* **EXERCISE**
Reproduce all of the material exactly as shown.

[MATERIAL FOR THE TASK start]

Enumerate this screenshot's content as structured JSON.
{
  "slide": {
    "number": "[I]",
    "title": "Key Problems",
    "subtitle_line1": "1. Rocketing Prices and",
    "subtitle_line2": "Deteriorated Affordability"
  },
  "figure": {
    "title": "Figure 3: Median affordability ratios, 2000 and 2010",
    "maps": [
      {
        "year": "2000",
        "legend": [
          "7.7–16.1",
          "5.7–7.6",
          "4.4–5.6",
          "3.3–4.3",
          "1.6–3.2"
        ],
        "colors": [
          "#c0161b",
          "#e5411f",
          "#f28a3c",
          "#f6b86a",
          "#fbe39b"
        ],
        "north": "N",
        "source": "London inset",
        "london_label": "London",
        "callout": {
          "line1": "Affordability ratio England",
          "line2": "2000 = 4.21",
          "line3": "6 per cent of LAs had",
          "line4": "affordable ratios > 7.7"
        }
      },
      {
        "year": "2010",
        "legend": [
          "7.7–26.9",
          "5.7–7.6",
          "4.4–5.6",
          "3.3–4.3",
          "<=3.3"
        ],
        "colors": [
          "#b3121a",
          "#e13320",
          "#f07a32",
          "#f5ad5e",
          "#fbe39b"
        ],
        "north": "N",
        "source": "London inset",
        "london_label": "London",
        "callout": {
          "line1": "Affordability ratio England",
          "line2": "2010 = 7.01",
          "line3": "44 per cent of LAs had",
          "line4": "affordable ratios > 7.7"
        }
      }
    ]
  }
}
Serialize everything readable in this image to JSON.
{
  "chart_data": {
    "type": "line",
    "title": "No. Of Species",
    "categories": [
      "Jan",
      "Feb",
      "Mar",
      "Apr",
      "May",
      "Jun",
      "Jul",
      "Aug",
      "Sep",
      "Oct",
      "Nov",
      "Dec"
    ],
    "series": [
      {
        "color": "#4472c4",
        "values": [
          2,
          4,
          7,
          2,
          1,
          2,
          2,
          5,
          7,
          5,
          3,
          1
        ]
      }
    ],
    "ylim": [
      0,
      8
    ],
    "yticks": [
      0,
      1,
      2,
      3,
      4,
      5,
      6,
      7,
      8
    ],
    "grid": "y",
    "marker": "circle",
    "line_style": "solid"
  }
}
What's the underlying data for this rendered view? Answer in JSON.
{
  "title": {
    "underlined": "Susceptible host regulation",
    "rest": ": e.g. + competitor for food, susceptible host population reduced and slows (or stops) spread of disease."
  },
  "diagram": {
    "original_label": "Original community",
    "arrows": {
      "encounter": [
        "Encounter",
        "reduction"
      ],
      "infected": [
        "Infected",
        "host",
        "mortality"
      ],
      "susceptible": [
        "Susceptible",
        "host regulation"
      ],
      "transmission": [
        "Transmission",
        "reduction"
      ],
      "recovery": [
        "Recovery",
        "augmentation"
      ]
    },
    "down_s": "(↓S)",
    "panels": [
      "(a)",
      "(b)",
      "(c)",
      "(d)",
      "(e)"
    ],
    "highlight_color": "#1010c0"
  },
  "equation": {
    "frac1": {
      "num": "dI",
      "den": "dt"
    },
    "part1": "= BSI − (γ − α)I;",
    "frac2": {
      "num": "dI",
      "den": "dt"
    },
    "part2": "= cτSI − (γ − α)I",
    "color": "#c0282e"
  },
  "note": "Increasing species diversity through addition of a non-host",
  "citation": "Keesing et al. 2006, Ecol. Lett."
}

[MATERIAL FOR THE TASK end]

* **COMPLETE ANSWER**
Enumerate this screenshot's content as structured JSON.
{
  "slide": {
    "number": "[I]",
    "title": "Key Problems",
    "subtitle_line1": "1. Rocketing Prices and",
    "subtitle_line2": "Deteriorated Affordability"
  },
  "figure": {
    "title": "Figure 3: Median affordability ratios, 2000 and 2010",
    "maps": [
      {
        "year": "2000",
        "legend": [
          "7.7–16.1",
          "5.7–7.6",
          "4.4–5.6",
          "3.3–4.3",
          "1.6–3.2"
        ],
        "colors": [
          "#c0161b",
          "#e5411f",
          "#f28a3c",
          "#f6b86a",
          "#fbe39b"
        ],
        "north": "N",
        "source": "London inset",
        "london_label": "London",
        "callout": {
          "line1": "Affordability ratio England",
          "line2": "2000 = 4.21",
          "line3": "6 per cent of LAs had",
          "line4": "affordable ratios > 7.7"
        }
      },
      {
        "year": "2010",
        "legend": [
          "7.7–26.9",
          "5.7–7.6",
          "4.4–5.6",
          "3.3–4.3",
          "<=3.3"
        ],
        "colors": [
          "#b3121a",
          "#e13320",
          "#f07a32",
          "#f5ad5e",
          "#fbe39b"
        ],
        "north": "N",
        "source": "London inset",
        "london_label": "London",
        "callout": {
          "line1": "Affordability ratio England",
          "line2": "2010 = 7.01",
          "line3": "44 per cent of LAs had",
          "line4": "affordable ratios > 7.7"
        }
      }
    ]
  }
}
Serialize everything readable in this image to JSON.
{
  "chart_data": {
    "type": "line",
    "title": "No. Of Species",
    "categories": [
      "Jan",
      "Feb",
      "Mar",
      "Apr",
      "May",
      "Jun",
      "Jul",
      "Aug",
      "Sep",
      "Oct",
      "Nov",
      "Dec"
    ],
    "series": [
      {
        "color": "#4472c4",
        "values": [
          2,
          4,
          7,
          2,
          1,
          2,
          2,
          5,
          7,
          5,
          3,
          1
        ]
      }
    ],
    "ylim": [
      0,
      8
    ],
    "yticks": [
      0,
      1,
      2,
      3,
      4,
      5,
      6,
      7,
      8
    ],
    "grid": "y",
    "marker": "circle",
    "line_style": "solid"
  }
}
What's the underlying data for this rendered view? Answer in JSON.
{
  "title": {
    "underlined": "Susceptible host regulation",
    "rest": ": e.g. + competitor for food, susceptible host population reduced and slows (or stops) spread of disease."
  },
  "diagram": {
    "original_label": "Original community",
    "arrows": {
      "encounter": [
        "Encounter",
        "reduction"
      ],
      "infected": [
        "Infected",
        "host",
        "mortality"
      ],
      "susceptible": [
        "Susceptible",
        "host regulation"
      ],
      "transmission": [
        "Transmission",
        "reduction"
      ],
      "recovery": [
        "Recovery",
        "augmentation"
      ]
    },
    "down_s": "(↓S)",
    "panels": [
      "(a)",
      "(b)",
      "(c)",
      "(d)",
      "(e)"
    ],
    "highlight_color": "#1010c0"
  },
  "equation": {
    "frac1": {
      "num": "dI",
      "den": "dt"
    },
    "part1": "= BSI − (γ − α)I;",
    "frac2": {
      "num": "dI",
      "den": "dt"
    },
    "part2": "= cτSI − (γ − α)I",
    "color": "#c0282e"
  },
  "note": "Increasing species diversity through addition of a non-host",
  "citation": "Keesing et al. 2006, Ecol. Lett."
}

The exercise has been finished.